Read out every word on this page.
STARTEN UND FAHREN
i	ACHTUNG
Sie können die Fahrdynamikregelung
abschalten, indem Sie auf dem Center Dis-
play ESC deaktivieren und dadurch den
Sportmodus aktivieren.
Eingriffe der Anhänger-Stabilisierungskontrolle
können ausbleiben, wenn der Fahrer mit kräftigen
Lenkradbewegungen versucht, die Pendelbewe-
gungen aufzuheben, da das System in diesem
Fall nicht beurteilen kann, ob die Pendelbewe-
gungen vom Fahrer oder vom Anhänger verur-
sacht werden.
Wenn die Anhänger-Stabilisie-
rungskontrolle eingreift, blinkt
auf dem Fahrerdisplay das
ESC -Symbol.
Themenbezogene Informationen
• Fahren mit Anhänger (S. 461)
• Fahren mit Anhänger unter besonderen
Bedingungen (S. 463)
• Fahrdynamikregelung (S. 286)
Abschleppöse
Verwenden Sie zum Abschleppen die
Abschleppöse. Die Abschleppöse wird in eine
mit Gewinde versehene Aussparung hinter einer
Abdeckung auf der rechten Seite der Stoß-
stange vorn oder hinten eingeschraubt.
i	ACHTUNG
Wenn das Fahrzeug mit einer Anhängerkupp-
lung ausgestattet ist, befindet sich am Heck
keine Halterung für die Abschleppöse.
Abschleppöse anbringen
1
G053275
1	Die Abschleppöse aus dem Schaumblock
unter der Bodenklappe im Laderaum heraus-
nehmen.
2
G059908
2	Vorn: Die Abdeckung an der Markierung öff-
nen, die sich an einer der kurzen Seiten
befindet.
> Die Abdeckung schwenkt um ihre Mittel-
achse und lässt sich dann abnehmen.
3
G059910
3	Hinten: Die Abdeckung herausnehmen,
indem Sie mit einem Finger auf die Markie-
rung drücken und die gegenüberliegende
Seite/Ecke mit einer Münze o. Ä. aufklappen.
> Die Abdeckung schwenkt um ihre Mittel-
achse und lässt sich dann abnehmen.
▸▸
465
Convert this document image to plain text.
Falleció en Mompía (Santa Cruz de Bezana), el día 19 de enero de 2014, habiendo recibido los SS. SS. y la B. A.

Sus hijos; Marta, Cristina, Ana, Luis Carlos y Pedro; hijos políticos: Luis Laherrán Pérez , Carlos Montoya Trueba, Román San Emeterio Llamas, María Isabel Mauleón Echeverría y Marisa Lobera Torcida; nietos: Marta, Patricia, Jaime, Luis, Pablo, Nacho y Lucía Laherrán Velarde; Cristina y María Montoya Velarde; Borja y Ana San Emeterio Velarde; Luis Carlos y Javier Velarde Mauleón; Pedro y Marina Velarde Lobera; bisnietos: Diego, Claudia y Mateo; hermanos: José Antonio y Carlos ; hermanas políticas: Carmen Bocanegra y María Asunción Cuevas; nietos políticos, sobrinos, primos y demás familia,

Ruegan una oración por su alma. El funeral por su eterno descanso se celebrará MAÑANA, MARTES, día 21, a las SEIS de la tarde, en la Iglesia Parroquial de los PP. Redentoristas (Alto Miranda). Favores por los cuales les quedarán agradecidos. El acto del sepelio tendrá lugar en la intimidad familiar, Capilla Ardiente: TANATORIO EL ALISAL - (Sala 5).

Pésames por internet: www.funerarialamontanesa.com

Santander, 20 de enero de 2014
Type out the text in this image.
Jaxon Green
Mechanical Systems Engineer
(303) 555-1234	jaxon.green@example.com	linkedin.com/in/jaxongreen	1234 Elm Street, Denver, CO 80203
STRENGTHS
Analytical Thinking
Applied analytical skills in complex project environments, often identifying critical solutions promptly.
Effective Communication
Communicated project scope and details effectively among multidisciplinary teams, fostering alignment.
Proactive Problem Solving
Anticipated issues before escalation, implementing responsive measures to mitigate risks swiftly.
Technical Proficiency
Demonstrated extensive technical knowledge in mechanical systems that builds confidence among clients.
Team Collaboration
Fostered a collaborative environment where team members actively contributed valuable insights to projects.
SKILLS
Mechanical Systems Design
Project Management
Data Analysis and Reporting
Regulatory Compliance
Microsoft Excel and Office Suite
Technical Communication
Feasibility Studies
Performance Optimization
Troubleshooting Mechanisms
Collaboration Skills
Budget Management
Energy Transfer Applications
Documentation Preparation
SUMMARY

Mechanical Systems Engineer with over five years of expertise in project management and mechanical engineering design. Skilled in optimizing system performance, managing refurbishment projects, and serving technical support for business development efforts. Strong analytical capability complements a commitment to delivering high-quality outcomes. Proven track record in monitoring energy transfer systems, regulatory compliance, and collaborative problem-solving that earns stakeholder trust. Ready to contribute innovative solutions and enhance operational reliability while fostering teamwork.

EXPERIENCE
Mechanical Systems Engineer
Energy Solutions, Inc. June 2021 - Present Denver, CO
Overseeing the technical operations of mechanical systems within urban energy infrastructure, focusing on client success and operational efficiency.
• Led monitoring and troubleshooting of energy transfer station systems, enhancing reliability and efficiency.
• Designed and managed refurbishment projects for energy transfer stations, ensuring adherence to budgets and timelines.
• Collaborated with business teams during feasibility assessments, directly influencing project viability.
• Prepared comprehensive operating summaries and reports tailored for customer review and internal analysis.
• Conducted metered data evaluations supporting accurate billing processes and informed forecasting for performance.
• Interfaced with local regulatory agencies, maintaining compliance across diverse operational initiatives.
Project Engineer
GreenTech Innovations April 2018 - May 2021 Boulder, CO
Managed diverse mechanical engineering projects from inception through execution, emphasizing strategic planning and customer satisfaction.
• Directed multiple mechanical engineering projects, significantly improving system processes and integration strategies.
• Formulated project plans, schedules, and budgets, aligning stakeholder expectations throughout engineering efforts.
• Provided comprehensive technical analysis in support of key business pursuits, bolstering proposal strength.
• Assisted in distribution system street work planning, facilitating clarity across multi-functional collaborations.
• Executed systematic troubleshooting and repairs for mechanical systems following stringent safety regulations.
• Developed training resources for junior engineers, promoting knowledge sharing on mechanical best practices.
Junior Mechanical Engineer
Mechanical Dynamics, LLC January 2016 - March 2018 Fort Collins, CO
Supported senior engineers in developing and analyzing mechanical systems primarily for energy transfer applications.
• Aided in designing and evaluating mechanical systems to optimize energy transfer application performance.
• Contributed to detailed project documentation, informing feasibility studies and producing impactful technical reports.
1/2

» Work required: Give back the whole listing, word for word.

» Finished task:
Read out every word on this page.
STARTEN UND FAHREN
i	ACHTUNG
Sie können die Fahrdynamikregelung
abschalten, indem Sie auf dem Center Dis-
play ESC deaktivieren und dadurch den
Sportmodus aktivieren.
Eingriffe der Anhänger-Stabilisierungskontrolle
können ausbleiben, wenn der Fahrer mit kräftigen
Lenkradbewegungen versucht, die Pendelbewe-
gungen aufzuheben, da das System in diesem
Fall nicht beurteilen kann, ob die Pendelbewe-
gungen vom Fahrer oder vom Anhänger verur-
sacht werden.
Wenn die Anhänger-Stabilisie-
rungskontrolle eingreift, blinkt
auf dem Fahrerdisplay das
ESC -Symbol.
Themenbezogene Informationen
• Fahren mit Anhänger (S. 461)
• Fahren mit Anhänger unter besonderen
Bedingungen (S. 463)
• Fahrdynamikregelung (S. 286)
Abschleppöse
Verwenden Sie zum Abschleppen die
Abschleppöse. Die Abschleppöse wird in eine
mit Gewinde versehene Aussparung hinter einer
Abdeckung auf der rechten Seite der Stoß-
stange vorn oder hinten eingeschraubt.
i	ACHTUNG
Wenn das Fahrzeug mit einer Anhängerkupp-
lung ausgestattet ist, befindet sich am Heck
keine Halterung für die Abschleppöse.
Abschleppöse anbringen
1
G053275
1	Die Abschleppöse aus dem Schaumblock
unter der Bodenklappe im Laderaum heraus-
nehmen.
2
G059908
2	Vorn: Die Abdeckung an der Markierung öff-
nen, die sich an einer der kurzen Seiten
befindet.
> Die Abdeckung schwenkt um ihre Mittel-
achse und lässt sich dann abnehmen.
3
G059910
3	Hinten: Die Abdeckung herausnehmen,
indem Sie mit einem Finger auf die Markie-
rung drücken und die gegenüberliegende
Seite/Ecke mit einer Münze o. Ä. aufklappen.
> Die Abdeckung schwenkt um ihre Mittel-
achse und lässt sich dann abnehmen.
▸▸
465
Convert this document image to plain text.
Falleció en Mompía (Santa Cruz de Bezana), el día 19 de enero de 2014, habiendo recibido los SS. SS. y la B. A.

Sus hijos; Marta, Cristina, Ana, Luis Carlos y Pedro; hijos políticos: Luis Laherrán Pérez , Carlos Montoya Trueba, Román San Emeterio Llamas, María Isabel Mauleón Echeverría y Marisa Lobera Torcida; nietos: Marta, Patricia, Jaime, Luis, Pablo, Nacho y Lucía Laherrán Velarde; Cristina y María Montoya Velarde; Borja y Ana San Emeterio Velarde; Luis Carlos y Javier Velarde Mauleón; Pedro y Marina Velarde Lobera; bisnietos: Diego, Claudia y Mateo; hermanos: José Antonio y Carlos ; hermanas políticas: Carmen Bocanegra y María Asunción Cuevas; nietos políticos, sobrinos, primos y demás familia,

Ruegan una oración por su alma. El funeral por su eterno descanso se celebrará MAÑANA, MARTES, día 21, a las SEIS de la tarde, en la Iglesia Parroquial de los PP. Redentoristas (Alto Miranda). Favores por los cuales les quedarán agradecidos. El acto del sepelio tendrá lugar en la intimidad familiar, Capilla Ardiente: TANATORIO EL ALISAL - (Sala 5).

Pésames por internet: www.funerarialamontanesa.com

Santander, 20 de enero de 2014
Type out the text in this image.
Jaxon Green
Mechanical Systems Engineer
(303) 555-1234	jaxon.green@example.com	linkedin.com/in/jaxongreen	1234 Elm Street, Denver, CO 80203
STRENGTHS
Analytical Thinking
Applied analytical skills in complex project environments, often identifying critical solutions promptly.
Effective Communication
Communicated project scope and details effectively among multidisciplinary teams, fostering alignment.
Proactive Problem Solving
Anticipated issues before escalation, implementing responsive measures to mitigate risks swiftly.
Technical Proficiency
Demonstrated extensive technical knowledge in mechanical systems that builds confidence among clients.
Team Collaboration
Fostered a collaborative environment where team members actively contributed valuable insights to projects.
SKILLS
Mechanical Systems Design
Project Management
Data Analysis and Reporting
Regulatory Compliance
Microsoft Excel and Office Suite
Technical Communication
Feasibility Studies
Performance Optimization
Troubleshooting Mechanisms
Collaboration Skills
Budget Management
Energy Transfer Applications
Documentation Preparation
SUMMARY

Mechanical Systems Engineer with over five years of expertise in project management and mechanical engineering design. Skilled in optimizing system performance, managing refurbishment projects, and serving technical support for business development efforts. Strong analytical capability complements a commitment to delivering high-quality outcomes. Proven track record in monitoring energy transfer systems, regulatory compliance, and collaborative problem-solving that earns stakeholder trust. Ready to contribute innovative solutions and enhance operational reliability while fostering teamwork.

EXPERIENCE
Mechanical Systems Engineer
Energy Solutions, Inc. June 2021 - Present Denver, CO
Overseeing the technical operations of mechanical systems within urban energy infrastructure, focusing on client success and operational efficiency.
• Led monitoring and troubleshooting of energy transfer station systems, enhancing reliability and efficiency.
• Designed and managed refurbishment projects for energy transfer stations, ensuring adherence to budgets and timelines.
• Collaborated with business teams during feasibility assessments, directly influencing project viability.
• Prepared comprehensive operating summaries and reports tailored for customer review and internal analysis.
• Conducted metered data evaluations supporting accurate billing processes and informed forecasting for performance.
• Interfaced with local regulatory agencies, maintaining compliance across diverse operational initiatives.
Project Engineer
GreenTech Innovations April 2018 - May 2021 Boulder, CO
Managed diverse mechanical engineering projects from inception through execution, emphasizing strategic planning and customer satisfaction.
• Directed multiple mechanical engineering projects, significantly improving system processes and integration strategies.
• Formulated project plans, schedules, and budgets, aligning stakeholder expectations throughout engineering efforts.
• Provided comprehensive technical analysis in support of key business pursuits, bolstering proposal strength.
• Assisted in distribution system street work planning, facilitating clarity across multi-functional collaborations.
• Executed systematic troubleshooting and repairs for mechanical systems following stringent safety regulations.
• Developed training resources for junior engineers, promoting knowledge sharing on mechanical best practices.
Junior Mechanical Engineer
Mechanical Dynamics, LLC January 2016 - March 2018 Fort Collins, CO
Supported senior engineers in developing and analyzing mechanical systems primarily for energy transfer applications.
• Aided in designing and evaluating mechanical systems to optimize energy transfer application performance.
• Contributed to detailed project documentation, informing feasibility studies and producing impactful technical reports.
1/2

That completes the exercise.